▸ Your objective: Compile every line that includes the word "Agreement".

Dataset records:

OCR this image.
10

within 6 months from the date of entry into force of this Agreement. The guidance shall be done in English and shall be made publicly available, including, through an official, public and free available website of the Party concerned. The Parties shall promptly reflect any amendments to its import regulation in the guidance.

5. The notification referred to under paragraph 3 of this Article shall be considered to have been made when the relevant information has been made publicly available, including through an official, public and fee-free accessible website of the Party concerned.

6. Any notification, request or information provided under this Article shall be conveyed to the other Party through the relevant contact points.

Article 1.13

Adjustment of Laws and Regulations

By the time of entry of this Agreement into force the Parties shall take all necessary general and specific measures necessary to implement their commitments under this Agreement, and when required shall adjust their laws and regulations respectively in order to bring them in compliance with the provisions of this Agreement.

* * *

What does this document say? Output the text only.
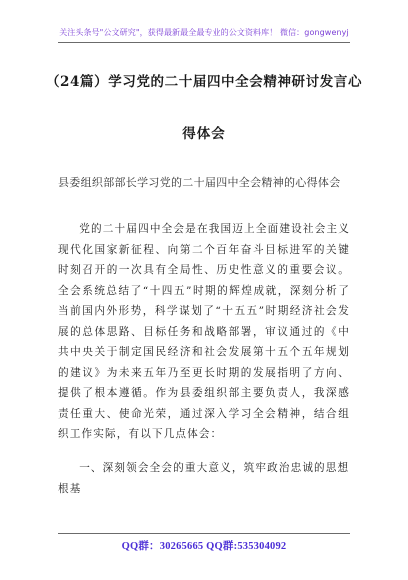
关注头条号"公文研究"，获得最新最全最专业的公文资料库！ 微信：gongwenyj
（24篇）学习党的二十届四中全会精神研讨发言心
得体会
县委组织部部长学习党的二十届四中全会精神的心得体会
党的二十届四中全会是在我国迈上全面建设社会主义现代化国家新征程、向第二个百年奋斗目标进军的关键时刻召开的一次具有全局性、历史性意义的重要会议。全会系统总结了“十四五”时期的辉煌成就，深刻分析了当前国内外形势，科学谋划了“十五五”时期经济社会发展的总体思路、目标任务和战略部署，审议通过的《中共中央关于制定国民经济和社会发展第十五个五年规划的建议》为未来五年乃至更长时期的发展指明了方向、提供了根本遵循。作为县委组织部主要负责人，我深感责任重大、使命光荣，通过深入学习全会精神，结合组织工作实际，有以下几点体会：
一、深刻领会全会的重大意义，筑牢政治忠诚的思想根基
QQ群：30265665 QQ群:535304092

▸ Answer below:
within 6 months from the date of entry into force of this Agreement. The guidance shall be done in English and shall be made publicly available, including, through an official, public and free available website of the Party concerned. The Parties shall promptly reflect any amendments to its import regulation in the guidance.
By the time of entry of this Agreement into force the Parties shall take all necessary general and specific measures necessary to implement their commitments under this Agreement, and when required shall adjust their laws and regulations respectively in order to bring them in compliance with the provisions of this Agreement.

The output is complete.